The task>
Scan the data below and pick out the lines containing the word "lessons".

>> Begin Data

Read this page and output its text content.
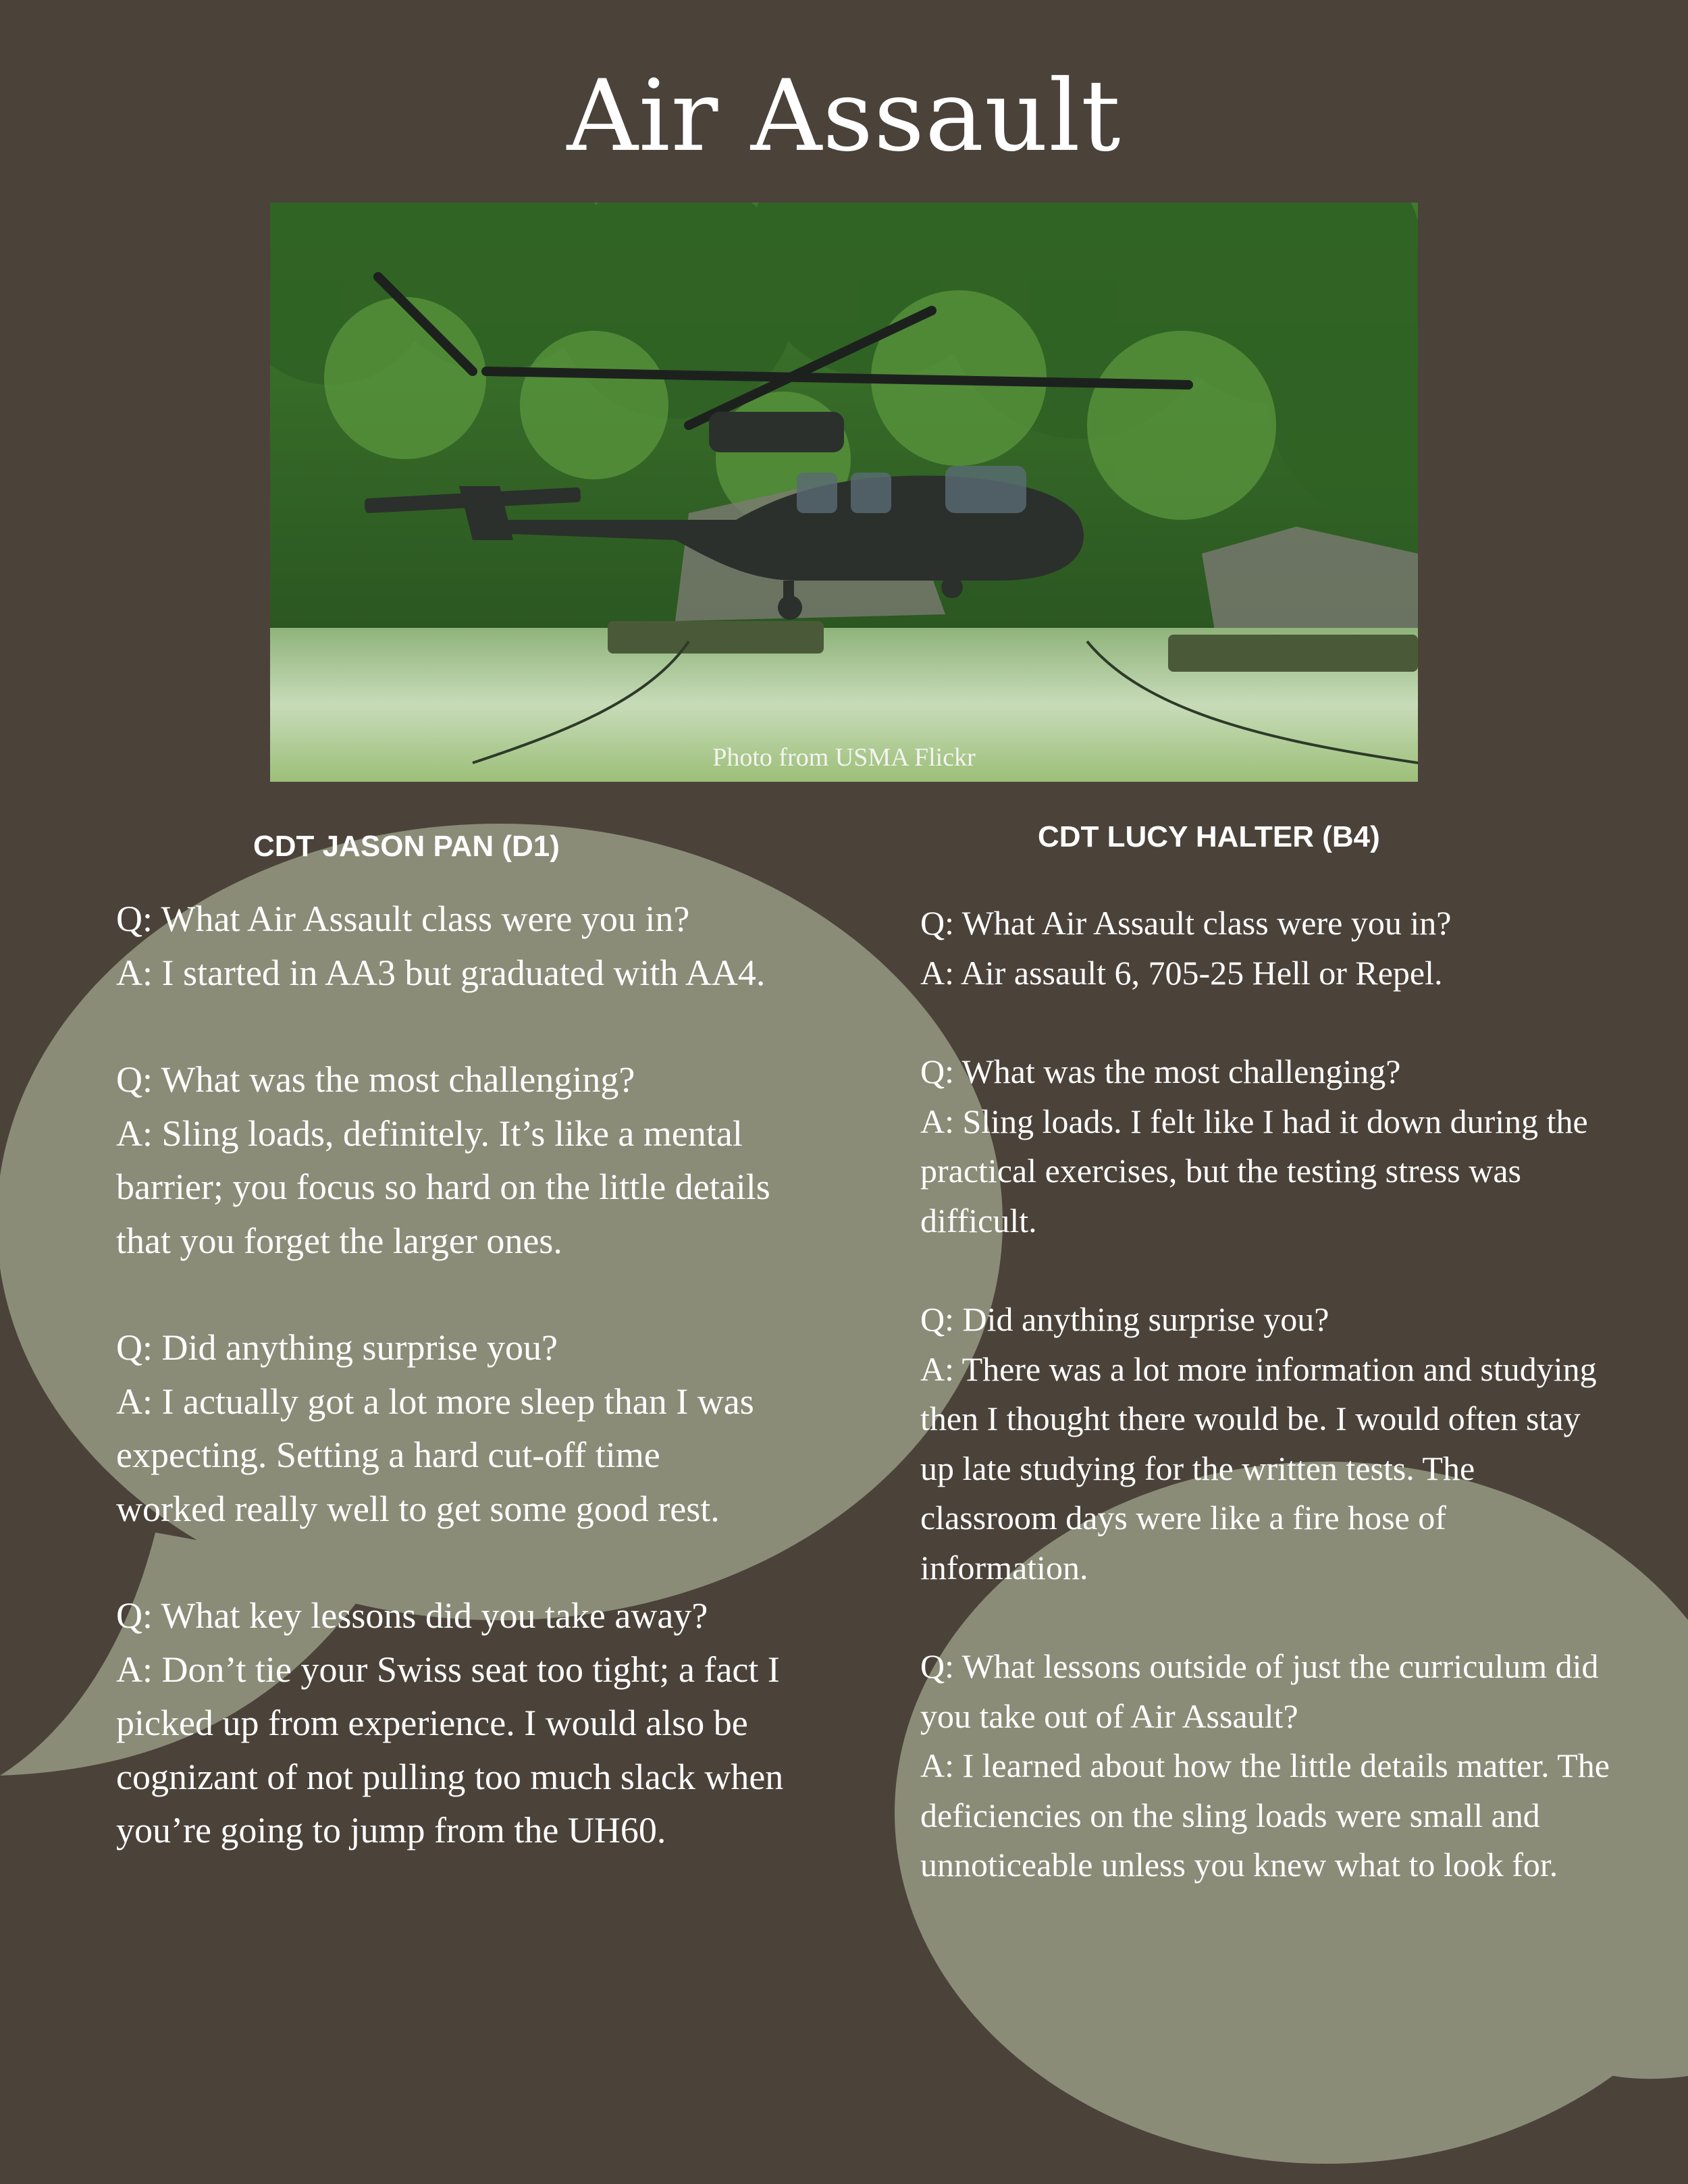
Air Assault
Photo from USMA Flickr
CDT JASON PAN (D1)	CDT LUCY HALTER (B4)

Q: What Air Assault class were you in?

A: I started in AA3 but graduated with AA4.

Q: What was the most challenging?

A: Sling loads, definitely. It’s like a mental barrier; you focus so hard on the little details that you forget the larger ones.

Q: Did anything surprise you?

A: I actually got a lot more sleep than I was expecting. Setting a hard cut-off time worked really well to get some good rest.

Q: What key lessons did you take away?

A: Don’t tie your Swiss seat too tight; a fact I picked up from experience. I would also be cognizant of not pulling too much slack when you’re going to jump from the UH60.

Q: What Air Assault class were you in?

A: Air assault 6, 705-25 Hell or Repel.

Q: What was the most challenging?

A: Sling loads. I felt like I had it down during the practical exercises, but the testing stress was difficult.

Q: Did anything surprise you?

A: There was a lot more information and studying then I thought there would be. I would often stay up late studying for the written tests. The classroom days were like a fire hose of information.

Q: What lessons outside of just the curriculum did you take out of Air Assault?

A: I learned about how the little details matter. The deficiencies on the sling loads were small and unnoticeable unless you knew what to look for.
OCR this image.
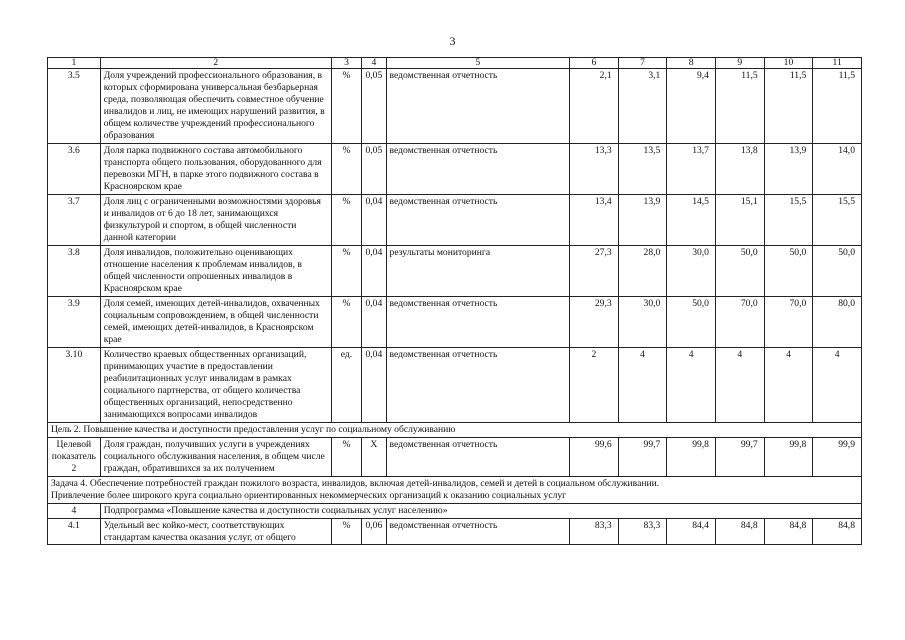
3
1	2	3	4	5	6	7	8	9	10	11
3.5	Доля учреждений профессионального образования, в которых сформирована универсальная безбарьерная среда, позволяющая обеспечить совместное обучение инвалидов и лиц, не имеющих нарушений развития, в общем количестве учреждений профессионального образования	%	0,05	ведомственная отчетность	2,1	3,1	9,4	11,5	11,5	11,5
3.6	Доля парка подвижного состава автомобильного транспорта общего пользования, оборудованного для перевозки МГН, в парке этого подвижного состава в Красноярском крае	%	0,05	ведомственная отчетность	13,3	13,5	13,7	13,8	13,9	14,0
3.7	Доля лиц с ограниченными возможностями здоровья и инвалидов от 6 до 18 лет, занимающихся физкультурой и спортом, в общей численности данной категории	%	0,04	ведомственная отчетность	13,4	13,9	14,5	15,1	15,5	15,5
3.8	Доля инвалидов, положительно оценивающих отношение населения к проблемам инвалидов, в общей численности опрошенных инвалидов в Красноярском крае	%	0,04	результаты мониторинга	27,3	28,0	30,0	50,0	50,0	50,0
3.9	Доля семей, имеющих детей-инвалидов, охваченных социальным сопровождением, в общей численности семей, имеющих детей-инвалидов, в Красноярском крае	%	0,04	ведомственная отчетность	29,3	30,0	50,0	70,0	70,0	80,0
3.10	Количество краевых общественных организаций, принимающих участие в предоставлении реабилитационных услуг инвалидам в рамках социального партнерства, от общего количества общественных организаций, непосредственно занимающихся вопросами инвалидов	ед.	0,04	ведомственная отчетность	2	4	4	4	4	4
Цель 2. Повышение качества и доступности предоставления услуг по социальному обслуживанию										
Целевой показатель 2	Доля граждан, получивших услуги в учреждениях социального обслуживания населения, в общем числе граждан, обратившихся за их получением	%	X	ведомственная отчетность	99,6	99,7	99,8	99,7	99,8	99,9
Задача 4. Обеспечение потребностей граждан пожилого возраста, инвалидов, включая детей-инвалидов, семей и детей в социальном обслуживании.
Привлечение более широкого круга социально ориентированных некоммерческих организаций к оказанию социальных услуг										
4	Подпрограмма «Повышение качества и доступности социальных услуг населению»									
4.1	Удельный вес койко-мест, соответствующих стандартам качества оказания услуг, от общего	%	0,06	ведомственная отчетность	83,3	83,3	84,4	84,8	84,8	84,8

>> End Data

Solution to the exercise>
Q: What key lessons did you take away?
Q: What lessons outside of just the curriculum did you take out of Air Assault?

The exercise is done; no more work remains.